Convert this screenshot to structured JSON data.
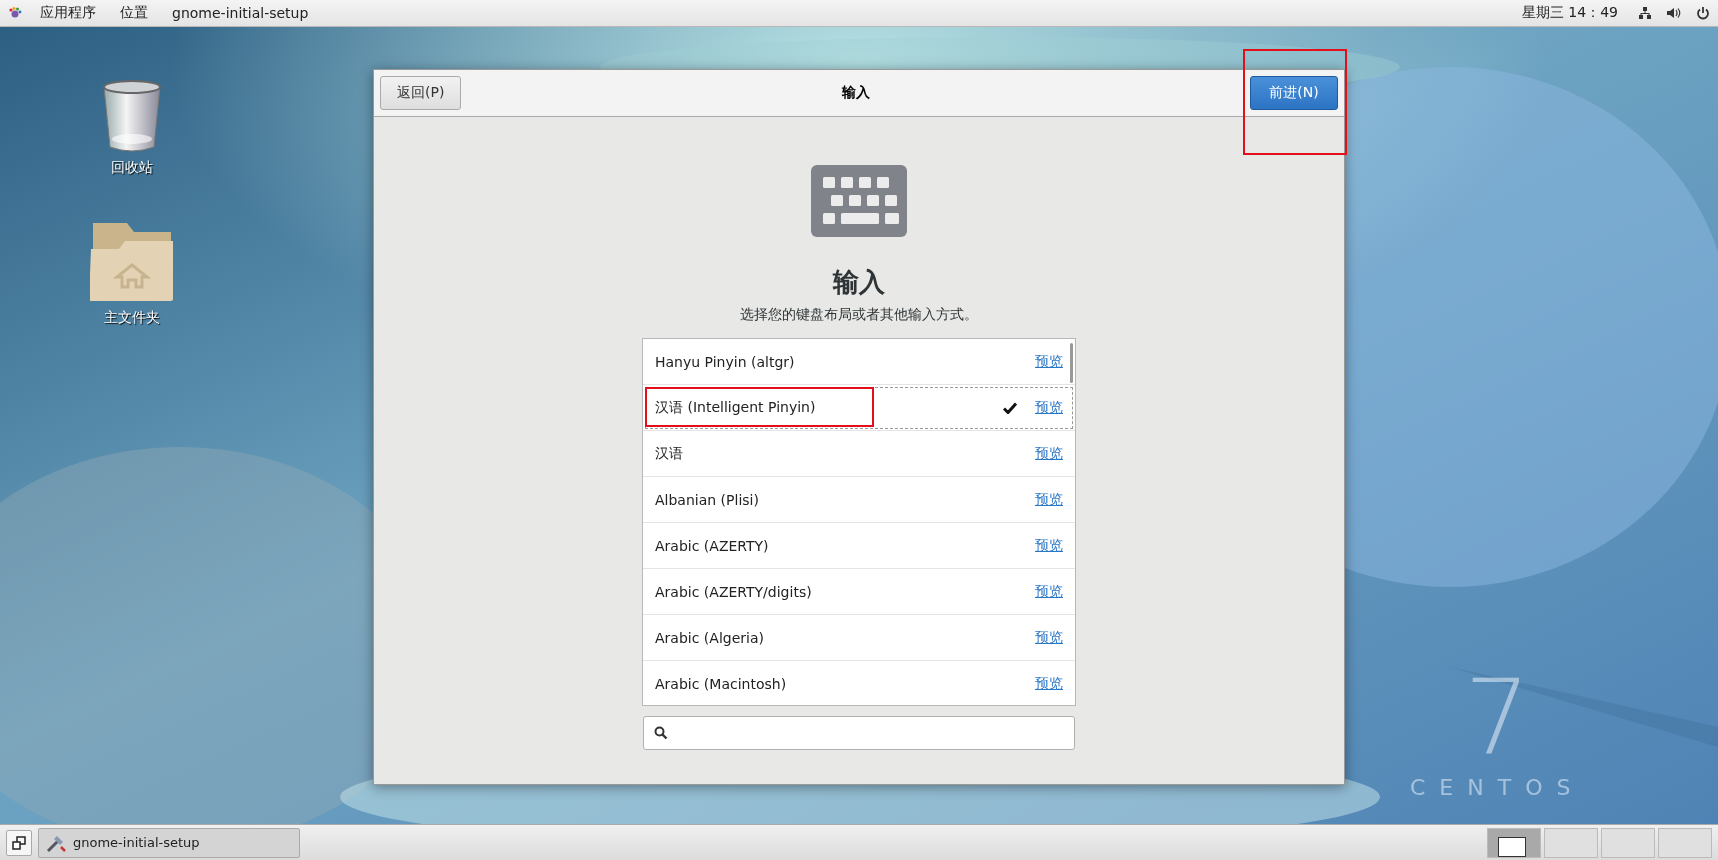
{
  "top_bar": {
    "menus": [
      "应用程序",
      "位置",
      "gnome-initial-setup"
    ],
    "clock": "星期三 14：49"
  },
  "desktop_icons": [
    {
      "kind": "trash",
      "label": "回收站"
    },
    {
      "kind": "folder",
      "label": "主文件夹"
    }
  ],
  "dialog": {
    "title": "输入",
    "back_button": "返回(P)",
    "next_button": {
      "label": "前进(N)",
      "annotated": true
    },
    "heading": "输入",
    "subtitle": "选择您的键盘布局或者其他输入方式。",
    "layouts": [
      {
        "name": "Hanyu Pinyin (altgr)",
        "checked": false,
        "selected": false,
        "annotated": false,
        "preview": "预览"
      },
      {
        "name": "汉语 (Intelligent Pinyin)",
        "checked": true,
        "selected": true,
        "annotated": true,
        "preview": "预览"
      },
      {
        "name": "汉语",
        "checked": false,
        "selected": false,
        "annotated": false,
        "preview": "预览"
      },
      {
        "name": "Albanian (Plisi)",
        "checked": false,
        "selected": false,
        "annotated": false,
        "preview": "预览"
      },
      {
        "name": "Arabic (AZERTY)",
        "checked": false,
        "selected": false,
        "annotated": false,
        "preview": "预览"
      },
      {
        "name": "Arabic (AZERTY/digits)",
        "checked": false,
        "selected": false,
        "annotated": false,
        "preview": "预览"
      },
      {
        "name": "Arabic (Algeria)",
        "checked": false,
        "selected": false,
        "annotated": false,
        "preview": "预览"
      },
      {
        "name": "Arabic (Macintosh)",
        "checked": false,
        "selected": false,
        "annotated": false,
        "preview": "预览"
      }
    ]
  },
  "wallpaper_logo": {
    "number": "7",
    "name": "CENTOS"
  },
  "taskbar": {
    "window_button": "gnome-initial-setup",
    "workspaces": [
      {
        "selected": true
      },
      {
        "selected": false
      },
      {
        "selected": false
      },
      {
        "selected": false
      }
    ]
  }
}
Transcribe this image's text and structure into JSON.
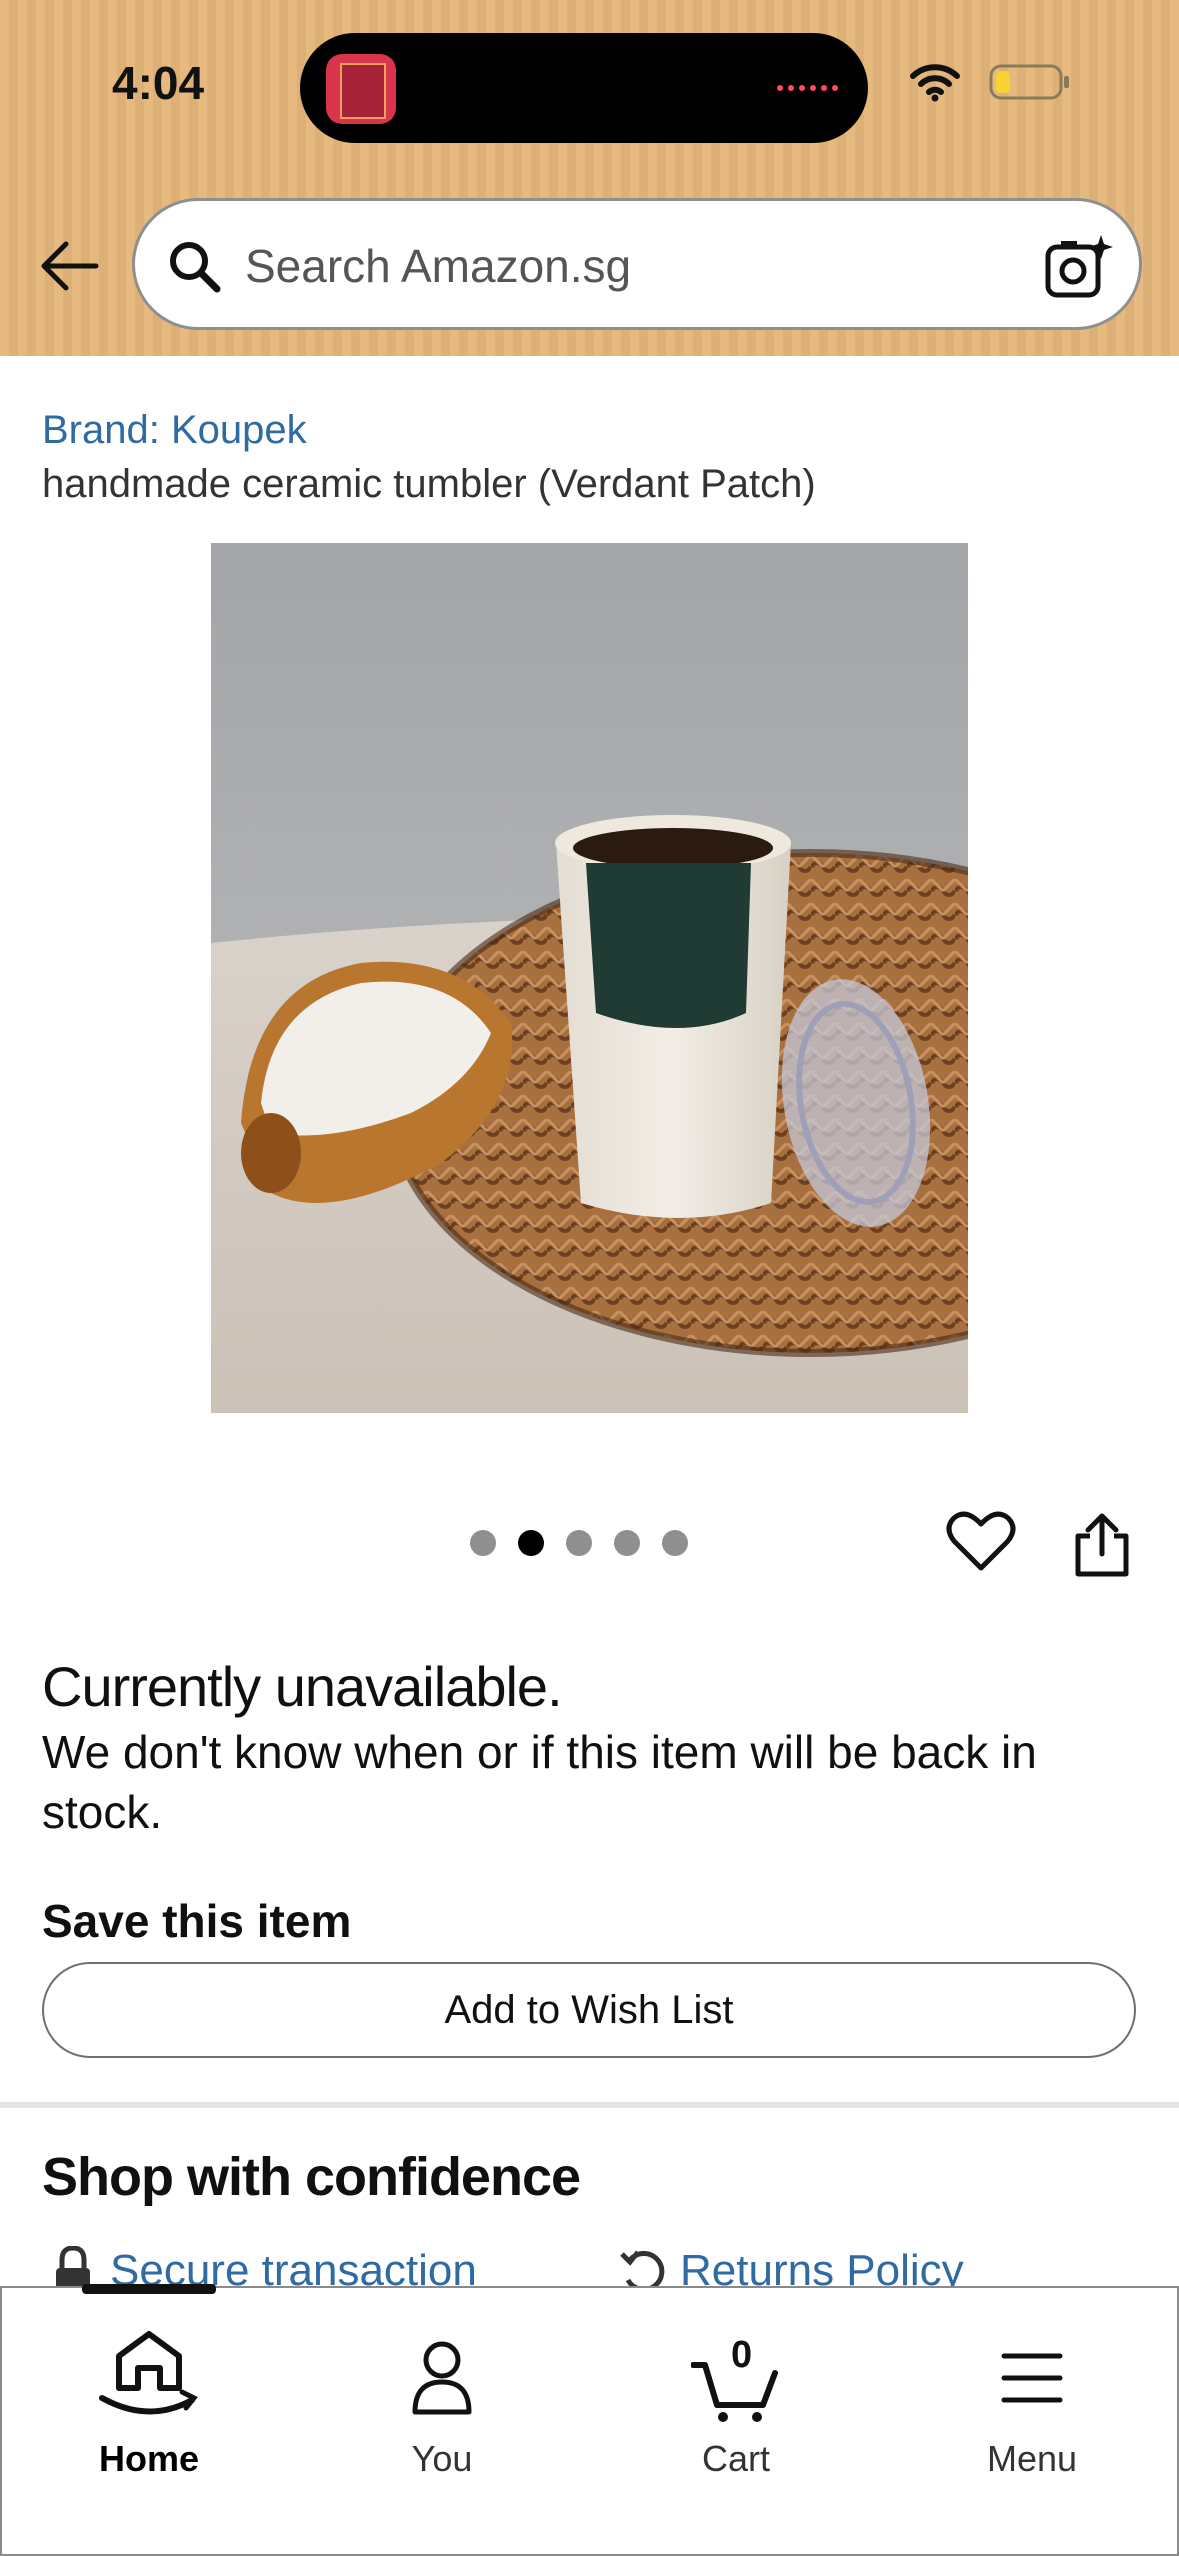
{
  "status_bar": {
    "time": "4:04"
  },
  "search": {
    "placeholder": "Search Amazon.sg"
  },
  "product": {
    "brand": "Brand: Koupek",
    "title": "handmade ceramic tumbler (Verdant Patch)",
    "image_count": 5,
    "active_image_index": 1
  },
  "availability": {
    "status": "Currently unavailable.",
    "message": "We don't know when or if this item will be back in stock."
  },
  "save": {
    "heading": "Save this item",
    "button": "Add to Wish List"
  },
  "confidence": {
    "title": "Shop with confidence",
    "items": [
      {
        "label": "Secure transaction",
        "icon": "lock-icon"
      },
      {
        "label": "Returns Policy",
        "icon": "returns-icon"
      }
    ]
  },
  "bottom_nav": {
    "items": [
      {
        "label": "Home",
        "icon": "home-icon",
        "active": true
      },
      {
        "label": "You",
        "icon": "person-icon",
        "active": false
      },
      {
        "label": "Cart",
        "icon": "cart-icon",
        "count": "0",
        "active": false
      },
      {
        "label": "Menu",
        "icon": "menu-icon",
        "active": false
      }
    ]
  },
  "colors": {
    "header_bg": "#e6b97f",
    "link": "#2f6aa3",
    "text": "#0f1111"
  }
}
+--
→ Given instruction
Your copy should hold every record word for word and none of the pictures.

→ The response
Convert this screenshot to structured JSON data.
{
  "top_bar": {
    "menus": [
      "应用程序",
      "位置",
      "gnome-initial-setup"
    ],
    "clock": "星期三 14：49"
  },
  "desktop_icons": [
    {
      "kind": "trash",
      "label": "回收站"
    },
    {
      "kind": "folder",
      "label": "主文件夹"
    }
  ],
  "dialog": {
    "title": "输入",
    "back_button": "返回(P)",
    "next_button": {
      "label": "前进(N)",
      "annotated": true
    },
    "heading": "输入",
    "subtitle": "选择您的键盘布局或者其他输入方式。",
    "layouts": [
      {
        "name": "Hanyu Pinyin (altgr)",
        "checked": false,
        "selected": false,
        "annotated": false,
        "preview": "预览"
      },
      {
        "name": "汉语 (Intelligent Pinyin)",
        "checked": true,
        "selected": true,
        "annotated": true,
        "preview": "预览"
      },
      {
        "name": "汉语",
        "checked": false,
        "selected": false,
        "annotated": false,
        "preview": "预览"
      },
      {
        "name": "Albanian (Plisi)",
        "checked": false,
        "selected": false,
        "annotated": false,
        "preview": "预览"
      },
      {
        "name": "Arabic (AZERTY)",
        "checked": false,
        "selected": false,
        "annotated": false,
        "preview": "预览"
      },
      {
        "name": "Arabic (AZERTY/digits)",
        "checked": false,
        "selected": false,
        "annotated": false,
        "preview": "预览"
      },
      {
        "name": "Arabic (Algeria)",
        "checked": false,
        "selected": false,
        "annotated": false,
        "preview": "预览"
      },
      {
        "name": "Arabic (Macintosh)",
        "checked": false,
        "selected": false,
        "annotated": false,
        "preview": "预览"
      }
    ]
  },
  "wallpaper_logo": {
    "number": "7",
    "name": "CENTOS"
  },
  "taskbar": {
    "window_button": "gnome-initial-setup",
    "workspaces": [
      {
        "selected": true
      },
      {
        "selected": false
      },
      {
        "selected": false
      },
      {
        "selected": false
      }
    ]
  }
}
Transcribe this image's text and structure into JSON.
{
  "status_bar": {
    "time": "4:04"
  },
  "search": {
    "placeholder": "Search Amazon.sg"
  },
  "product": {
    "brand": "Brand: Koupek",
    "title": "handmade ceramic tumbler (Verdant Patch)",
    "image_count": 5,
    "active_image_index": 1
  },
  "availability": {
    "status": "Currently unavailable.",
    "message": "We don't know when or if this item will be back in stock."
  },
  "save": {
    "heading": "Save this item",
    "button": "Add to Wish List"
  },
  "confidence": {
    "title": "Shop with confidence",
    "items": [
      {
        "label": "Secure transaction",
        "icon": "lock-icon"
      },
      {
        "label": "Returns Policy",
        "icon": "returns-icon"
      }
    ]
  },
  "bottom_nav": {
    "items": [
      {
        "label": "Home",
        "icon": "home-icon",
        "active": true
      },
      {
        "label": "You",
        "icon": "person-icon",
        "active": false
      },
      {
        "label": "Cart",
        "icon": "cart-icon",
        "count": "0",
        "active": false
      },
      {
        "label": "Menu",
        "icon": "menu-icon",
        "active": false
      }
    ]
  },
  "colors": {
    "header_bg": "#e6b97f",
    "link": "#2f6aa3",
    "text": "#0f1111"
  }
}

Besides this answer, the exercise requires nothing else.